=== INPUT ROWS ===

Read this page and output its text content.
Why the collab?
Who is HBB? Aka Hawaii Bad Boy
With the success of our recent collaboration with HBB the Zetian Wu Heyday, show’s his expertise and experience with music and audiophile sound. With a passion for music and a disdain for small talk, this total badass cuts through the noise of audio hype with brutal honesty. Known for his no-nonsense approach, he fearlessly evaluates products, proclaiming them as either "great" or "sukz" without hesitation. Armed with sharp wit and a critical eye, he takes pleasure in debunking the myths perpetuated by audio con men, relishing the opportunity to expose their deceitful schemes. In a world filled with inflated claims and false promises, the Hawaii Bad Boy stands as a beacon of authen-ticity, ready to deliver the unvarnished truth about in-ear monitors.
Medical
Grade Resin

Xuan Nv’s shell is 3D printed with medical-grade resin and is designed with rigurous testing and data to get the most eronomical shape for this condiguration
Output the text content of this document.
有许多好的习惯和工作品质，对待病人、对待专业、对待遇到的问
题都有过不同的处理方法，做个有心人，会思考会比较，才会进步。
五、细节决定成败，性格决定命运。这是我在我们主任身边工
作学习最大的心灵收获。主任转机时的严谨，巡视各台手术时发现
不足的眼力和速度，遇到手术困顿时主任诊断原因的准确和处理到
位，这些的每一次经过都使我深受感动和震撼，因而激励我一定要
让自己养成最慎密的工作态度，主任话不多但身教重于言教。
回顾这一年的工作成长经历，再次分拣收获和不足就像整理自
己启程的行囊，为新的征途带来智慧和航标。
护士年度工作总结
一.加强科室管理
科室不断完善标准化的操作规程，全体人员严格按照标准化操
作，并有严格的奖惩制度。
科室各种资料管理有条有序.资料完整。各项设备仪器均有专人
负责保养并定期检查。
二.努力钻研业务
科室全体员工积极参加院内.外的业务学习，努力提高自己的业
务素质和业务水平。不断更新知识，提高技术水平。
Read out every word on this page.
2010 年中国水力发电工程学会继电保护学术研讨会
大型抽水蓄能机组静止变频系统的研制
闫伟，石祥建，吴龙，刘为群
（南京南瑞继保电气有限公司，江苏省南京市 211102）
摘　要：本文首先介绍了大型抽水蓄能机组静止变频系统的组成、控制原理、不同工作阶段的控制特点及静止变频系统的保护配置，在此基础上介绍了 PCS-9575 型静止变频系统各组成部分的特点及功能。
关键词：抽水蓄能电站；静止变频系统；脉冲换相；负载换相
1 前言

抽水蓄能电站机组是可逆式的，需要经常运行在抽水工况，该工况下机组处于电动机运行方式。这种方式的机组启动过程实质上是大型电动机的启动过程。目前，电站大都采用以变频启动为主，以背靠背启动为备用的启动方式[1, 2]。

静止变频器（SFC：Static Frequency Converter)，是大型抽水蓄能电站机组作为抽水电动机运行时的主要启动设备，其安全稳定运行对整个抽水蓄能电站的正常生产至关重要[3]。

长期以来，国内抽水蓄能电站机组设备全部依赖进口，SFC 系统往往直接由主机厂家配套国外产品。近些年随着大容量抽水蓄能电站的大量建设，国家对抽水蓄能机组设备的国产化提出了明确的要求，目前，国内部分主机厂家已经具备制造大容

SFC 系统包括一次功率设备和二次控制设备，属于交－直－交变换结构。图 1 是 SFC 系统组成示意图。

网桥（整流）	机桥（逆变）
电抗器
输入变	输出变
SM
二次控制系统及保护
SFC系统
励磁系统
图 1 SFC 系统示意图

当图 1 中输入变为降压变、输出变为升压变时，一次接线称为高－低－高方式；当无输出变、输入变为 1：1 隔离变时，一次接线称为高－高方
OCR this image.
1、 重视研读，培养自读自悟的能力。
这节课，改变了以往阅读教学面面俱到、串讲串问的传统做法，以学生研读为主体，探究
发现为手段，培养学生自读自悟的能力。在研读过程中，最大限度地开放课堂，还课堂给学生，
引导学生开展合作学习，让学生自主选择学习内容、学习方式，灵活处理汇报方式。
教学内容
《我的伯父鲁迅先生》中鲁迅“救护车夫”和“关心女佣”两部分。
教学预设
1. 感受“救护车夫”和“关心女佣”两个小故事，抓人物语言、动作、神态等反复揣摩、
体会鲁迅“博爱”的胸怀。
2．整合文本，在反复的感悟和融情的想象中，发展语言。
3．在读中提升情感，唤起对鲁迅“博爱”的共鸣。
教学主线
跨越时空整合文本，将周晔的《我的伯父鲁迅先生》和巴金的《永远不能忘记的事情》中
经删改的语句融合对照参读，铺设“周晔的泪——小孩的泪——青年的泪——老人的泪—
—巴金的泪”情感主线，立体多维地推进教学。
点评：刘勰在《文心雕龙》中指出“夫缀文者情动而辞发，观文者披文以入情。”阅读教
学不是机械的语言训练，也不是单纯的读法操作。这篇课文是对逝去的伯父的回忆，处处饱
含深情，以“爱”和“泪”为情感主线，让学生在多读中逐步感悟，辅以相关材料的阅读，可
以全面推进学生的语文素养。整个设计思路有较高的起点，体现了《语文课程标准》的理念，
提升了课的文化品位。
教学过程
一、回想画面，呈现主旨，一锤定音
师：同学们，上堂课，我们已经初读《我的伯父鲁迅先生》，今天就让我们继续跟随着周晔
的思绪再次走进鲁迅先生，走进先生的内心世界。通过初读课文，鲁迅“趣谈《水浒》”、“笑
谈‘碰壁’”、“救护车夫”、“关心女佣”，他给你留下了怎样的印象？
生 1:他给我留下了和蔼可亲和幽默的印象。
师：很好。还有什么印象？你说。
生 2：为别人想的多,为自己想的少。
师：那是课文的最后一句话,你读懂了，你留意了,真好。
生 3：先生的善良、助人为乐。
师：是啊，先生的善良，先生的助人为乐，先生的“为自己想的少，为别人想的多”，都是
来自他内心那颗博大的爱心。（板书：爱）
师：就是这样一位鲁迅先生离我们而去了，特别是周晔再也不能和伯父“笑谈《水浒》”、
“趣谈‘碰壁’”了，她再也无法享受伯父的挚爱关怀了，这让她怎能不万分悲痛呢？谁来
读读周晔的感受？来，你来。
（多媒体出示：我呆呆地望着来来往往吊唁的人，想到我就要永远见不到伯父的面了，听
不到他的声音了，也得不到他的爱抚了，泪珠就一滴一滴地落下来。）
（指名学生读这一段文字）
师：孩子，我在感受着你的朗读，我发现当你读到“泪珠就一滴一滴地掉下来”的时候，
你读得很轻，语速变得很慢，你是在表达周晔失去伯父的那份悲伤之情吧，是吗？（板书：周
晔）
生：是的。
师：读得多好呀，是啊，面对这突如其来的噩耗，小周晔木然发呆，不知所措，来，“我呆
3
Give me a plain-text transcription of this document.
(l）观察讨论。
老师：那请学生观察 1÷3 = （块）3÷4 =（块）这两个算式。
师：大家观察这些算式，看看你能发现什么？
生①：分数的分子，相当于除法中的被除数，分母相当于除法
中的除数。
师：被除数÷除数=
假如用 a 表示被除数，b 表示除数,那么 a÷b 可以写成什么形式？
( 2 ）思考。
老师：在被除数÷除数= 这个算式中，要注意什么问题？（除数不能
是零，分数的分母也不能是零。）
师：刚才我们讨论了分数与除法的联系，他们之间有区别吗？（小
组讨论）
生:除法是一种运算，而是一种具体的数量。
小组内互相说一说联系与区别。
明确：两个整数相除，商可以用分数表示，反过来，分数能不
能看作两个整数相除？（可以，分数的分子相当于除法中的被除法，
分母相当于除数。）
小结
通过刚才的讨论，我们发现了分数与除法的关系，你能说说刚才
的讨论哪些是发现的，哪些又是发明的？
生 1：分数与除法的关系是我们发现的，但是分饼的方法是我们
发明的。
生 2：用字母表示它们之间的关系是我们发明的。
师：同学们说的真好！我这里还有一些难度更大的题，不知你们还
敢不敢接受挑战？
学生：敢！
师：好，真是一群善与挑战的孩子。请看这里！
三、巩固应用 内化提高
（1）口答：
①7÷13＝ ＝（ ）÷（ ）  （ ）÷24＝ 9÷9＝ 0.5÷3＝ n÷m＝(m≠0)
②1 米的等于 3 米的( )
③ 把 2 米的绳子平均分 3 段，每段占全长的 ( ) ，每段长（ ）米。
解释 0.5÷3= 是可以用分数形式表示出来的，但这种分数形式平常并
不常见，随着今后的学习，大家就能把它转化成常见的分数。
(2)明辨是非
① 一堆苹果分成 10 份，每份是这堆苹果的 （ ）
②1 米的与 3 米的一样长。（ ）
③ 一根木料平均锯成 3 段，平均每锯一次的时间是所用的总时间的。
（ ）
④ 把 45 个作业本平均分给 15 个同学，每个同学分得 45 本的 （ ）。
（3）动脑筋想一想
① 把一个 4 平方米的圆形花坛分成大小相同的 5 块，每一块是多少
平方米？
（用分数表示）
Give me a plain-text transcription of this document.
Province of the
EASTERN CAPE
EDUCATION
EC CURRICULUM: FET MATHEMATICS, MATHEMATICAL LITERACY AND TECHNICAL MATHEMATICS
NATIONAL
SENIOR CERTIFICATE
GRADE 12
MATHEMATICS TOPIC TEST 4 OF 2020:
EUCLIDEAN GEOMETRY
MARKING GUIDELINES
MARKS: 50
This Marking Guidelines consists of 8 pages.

===

| WORK REQUIRED |
Pull out every line holding "text" from the records above, and copy it.

| ANSWER TO THE TASK |
Read this page and output its text content.
Output the text content of this document.
Give me a plain-text transcription of this document.
Give me a plain-text transcription of this document.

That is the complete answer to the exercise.